**Your task**
Repeat every line of the listing below exactly, minus the pictures.

** start of Record set **

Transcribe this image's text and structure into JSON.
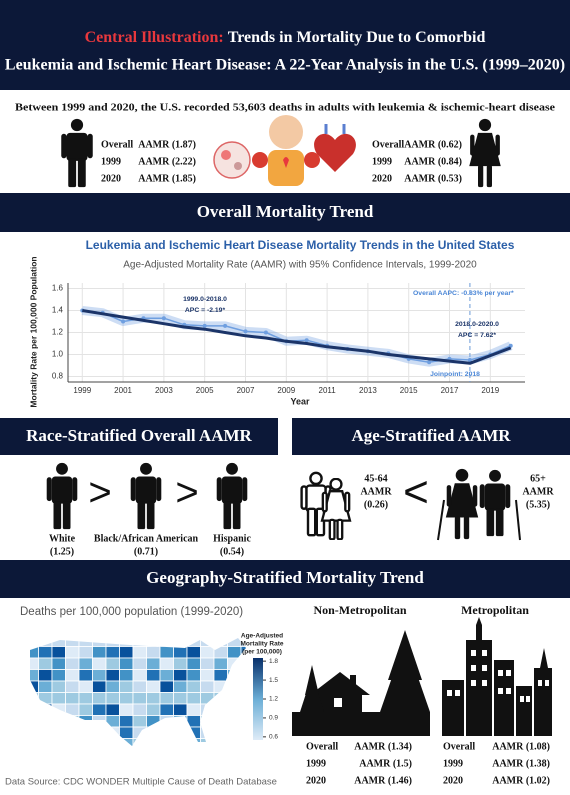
{
  "header": {
    "highlight": "Central Illustration:",
    "line1": "Trends in Mortality Due to Comorbid",
    "line2": "Leukemia and Ischemic Heart Disease: A 22-Year Analysis in the U.S. (1999–2020)"
  },
  "summary": {
    "text": "Between 1999 and 2020, the U.S. recorded 53,603 deaths in adults with leukemia & ischemic-heart disease",
    "male": [
      {
        "label": "Overall",
        "value": "AAMR (1.87)"
      },
      {
        "label": "1999",
        "value": "AAMR (2.22)"
      },
      {
        "label": "2020",
        "value": "AAMR (1.85)"
      }
    ],
    "female": [
      {
        "label": "Overall",
        "value": "AAMR (0.62)"
      },
      {
        "label": "1999",
        "value": "AAMR (0.84)"
      },
      {
        "label": "2020",
        "value": "AAMR (0.53)"
      }
    ]
  },
  "overall_heading": "Overall Mortality Trend",
  "chart_data": {
    "type": "line",
    "title": "Leukemia and Ischemic Heart Disease Mortality Trends in the United States",
    "subtitle": "Age-Adjusted Mortality Rate (AAMR) with 95% Confidence Intervals, 1999-2020",
    "x_label": "Year",
    "y_label": "Mortality Rate per 100,000 Population",
    "x": [
      1999,
      2000,
      2001,
      2002,
      2003,
      2004,
      2005,
      2006,
      2007,
      2008,
      2009,
      2010,
      2011,
      2012,
      2013,
      2014,
      2015,
      2016,
      2017,
      2018,
      2019,
      2020
    ],
    "series": [
      {
        "color": "#6f9fe0",
        "values": [
          1.4,
          1.38,
          1.3,
          1.33,
          1.33,
          1.27,
          1.26,
          1.26,
          1.21,
          1.2,
          1.12,
          1.13,
          1.08,
          1.05,
          1.03,
          1.01,
          0.96,
          0.93,
          0.96,
          0.95,
          1.0,
          1.08
        ]
      },
      {
        "color": "#1b3468",
        "values": [
          1.4,
          1.37,
          1.34,
          1.31,
          1.28,
          1.25,
          1.23,
          1.2,
          1.17,
          1.15,
          1.12,
          1.1,
          1.07,
          1.05,
          1.03,
          1.0,
          0.98,
          0.96,
          0.94,
          0.92,
          0.99,
          1.06
        ]
      }
    ],
    "xlim": [
      1998.3,
      2020.7
    ],
    "ylim": [
      0.75,
      1.65
    ],
    "xticks": [
      1999,
      2001,
      2003,
      2005,
      2007,
      2009,
      2011,
      2013,
      2015,
      2017,
      2019
    ],
    "yticks": [
      0.8,
      {
        "value": 1,
        "label": "1.0"
      },
      1.2,
      1.4,
      1.6
    ],
    "grid": true,
    "vlines": [
      2018
    ],
    "annotations": [
      "1999.0-2018.0",
      "APC = -2.19*",
      "Overall AAPC: -0.83% per year*",
      "2018.0-2020.0",
      "APC = 7.62*",
      "Joinpoint: 2018"
    ]
  },
  "race": {
    "heading": "Race-Stratified Overall AAMR",
    "comparator": ">",
    "groups": [
      {
        "name": "White",
        "value": "(1.25)"
      },
      {
        "name": "Black/African American",
        "value": "(0.71)"
      },
      {
        "name": "Hispanic",
        "value": "(0.54)"
      }
    ]
  },
  "age": {
    "heading": "Age-Stratified AAMR",
    "comparator": "<",
    "groups": [
      {
        "name": "45-64",
        "metric": "AAMR",
        "value": "(0.26)"
      },
      {
        "name": "65+",
        "metric": "AAMR",
        "value": "(5.35)"
      }
    ]
  },
  "geography": {
    "heading": "Geography-Stratified Mortality Trend",
    "map_title": "Deaths per 100,000 population (1999-2020)",
    "colorbar": {
      "title": [
        "Age-Adjusted",
        "Mortality Rate",
        "(per 100,000)"
      ],
      "lim": [
        0.55,
        1.85
      ],
      "ticks": [
        0.6,
        0.9,
        1.2,
        1.5,
        1.8
      ]
    },
    "non_metro": {
      "title": "Non-Metropolitan",
      "rows": [
        {
          "label": "Overall",
          "value": "AAMR (1.34)"
        },
        {
          "label": "1999",
          "value": "AAMR (1.5)"
        },
        {
          "label": "2020",
          "value": "AAMR (1.46)"
        }
      ]
    },
    "metro": {
      "title": "Metropolitan",
      "rows": [
        {
          "label": "Overall",
          "value": "AAMR (1.08)"
        },
        {
          "label": "1999",
          "value": "AAMR (1.38)"
        },
        {
          "label": "2020",
          "value": "AAMR (1.02)"
        }
      ]
    }
  },
  "footer": "Data Source: CDC WONDER Multiple Cause of Death Database"
}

** end of Record set **

**Response to this task**
Transcribe this image's text and structure into JSON.
{
  "header": {
    "highlight": "Central Illustration:",
    "line1": "Trends in Mortality Due to Comorbid",
    "line2": "Leukemia and Ischemic Heart Disease: A 22-Year Analysis in the U.S. (1999–2020)"
  },
  "summary": {
    "text": "Between 1999 and 2020, the U.S. recorded 53,603 deaths in adults with leukemia & ischemic-heart disease",
    "male": [
      {
        "label": "Overall",
        "value": "AAMR (1.87)"
      },
      {
        "label": "1999",
        "value": "AAMR (2.22)"
      },
      {
        "label": "2020",
        "value": "AAMR (1.85)"
      }
    ],
    "female": [
      {
        "label": "Overall",
        "value": "AAMR (0.62)"
      },
      {
        "label": "1999",
        "value": "AAMR (0.84)"
      },
      {
        "label": "2020",
        "value": "AAMR (0.53)"
      }
    ]
  },
  "overall_heading": "Overall Mortality Trend",
  "chart_data": {
    "type": "line",
    "title": "Leukemia and Ischemic Heart Disease Mortality Trends in the United States",
    "subtitle": "Age-Adjusted Mortality Rate (AAMR) with 95% Confidence Intervals, 1999-2020",
    "x_label": "Year",
    "y_label": "Mortality Rate per 100,000 Population",
    "x": [
      1999,
      2000,
      2001,
      2002,
      2003,
      2004,
      2005,
      2006,
      2007,
      2008,
      2009,
      2010,
      2011,
      2012,
      2013,
      2014,
      2015,
      2016,
      2017,
      2018,
      2019,
      2020
    ],
    "series": [
      {
        "color": "#6f9fe0",
        "values": [
          1.4,
          1.38,
          1.3,
          1.33,
          1.33,
          1.27,
          1.26,
          1.26,
          1.21,
          1.2,
          1.12,
          1.13,
          1.08,
          1.05,
          1.03,
          1.01,
          0.96,
          0.93,
          0.96,
          0.95,
          1.0,
          1.08
        ]
      },
      {
        "color": "#1b3468",
        "values": [
          1.4,
          1.37,
          1.34,
          1.31,
          1.28,
          1.25,
          1.23,
          1.2,
          1.17,
          1.15,
          1.12,
          1.1,
          1.07,
          1.05,
          1.03,
          1.0,
          0.98,
          0.96,
          0.94,
          0.92,
          0.99,
          1.06
        ]
      }
    ],
    "xlim": [
      1998.3,
      2020.7
    ],
    "ylim": [
      0.75,
      1.65
    ],
    "xticks": [
      1999,
      2001,
      2003,
      2005,
      2007,
      2009,
      2011,
      2013,
      2015,
      2017,
      2019
    ],
    "yticks": [
      0.8,
      {
        "value": 1,
        "label": "1.0"
      },
      1.2,
      1.4,
      1.6
    ],
    "grid": true,
    "vlines": [
      2018
    ],
    "annotations": [
      "1999.0-2018.0",
      "APC = -2.19*",
      "Overall AAPC: -0.83% per year*",
      "2018.0-2020.0",
      "APC = 7.62*",
      "Joinpoint: 2018"
    ]
  },
  "race": {
    "heading": "Race-Stratified Overall AAMR",
    "comparator": ">",
    "groups": [
      {
        "name": "White",
        "value": "(1.25)"
      },
      {
        "name": "Black/African American",
        "value": "(0.71)"
      },
      {
        "name": "Hispanic",
        "value": "(0.54)"
      }
    ]
  },
  "age": {
    "heading": "Age-Stratified AAMR",
    "comparator": "<",
    "groups": [
      {
        "name": "45-64",
        "metric": "AAMR",
        "value": "(0.26)"
      },
      {
        "name": "65+",
        "metric": "AAMR",
        "value": "(5.35)"
      }
    ]
  },
  "geography": {
    "heading": "Geography-Stratified Mortality Trend",
    "map_title": "Deaths per 100,000 population (1999-2020)",
    "colorbar": {
      "title": [
        "Age-Adjusted",
        "Mortality Rate",
        "(per 100,000)"
      ],
      "lim": [
        0.55,
        1.85
      ],
      "ticks": [
        0.6,
        0.9,
        1.2,
        1.5,
        1.8
      ]
    },
    "non_metro": {
      "title": "Non-Metropolitan",
      "rows": [
        {
          "label": "Overall",
          "value": "AAMR (1.34)"
        },
        {
          "label": "1999",
          "value": "AAMR (1.5)"
        },
        {
          "label": "2020",
          "value": "AAMR (1.46)"
        }
      ]
    },
    "metro": {
      "title": "Metropolitan",
      "rows": [
        {
          "label": "Overall",
          "value": "AAMR (1.08)"
        },
        {
          "label": "1999",
          "value": "AAMR (1.38)"
        },
        {
          "label": "2020",
          "value": "AAMR (1.02)"
        }
      ]
    }
  },
  "footer": "Data Source: CDC WONDER Multiple Cause of Death Database"
}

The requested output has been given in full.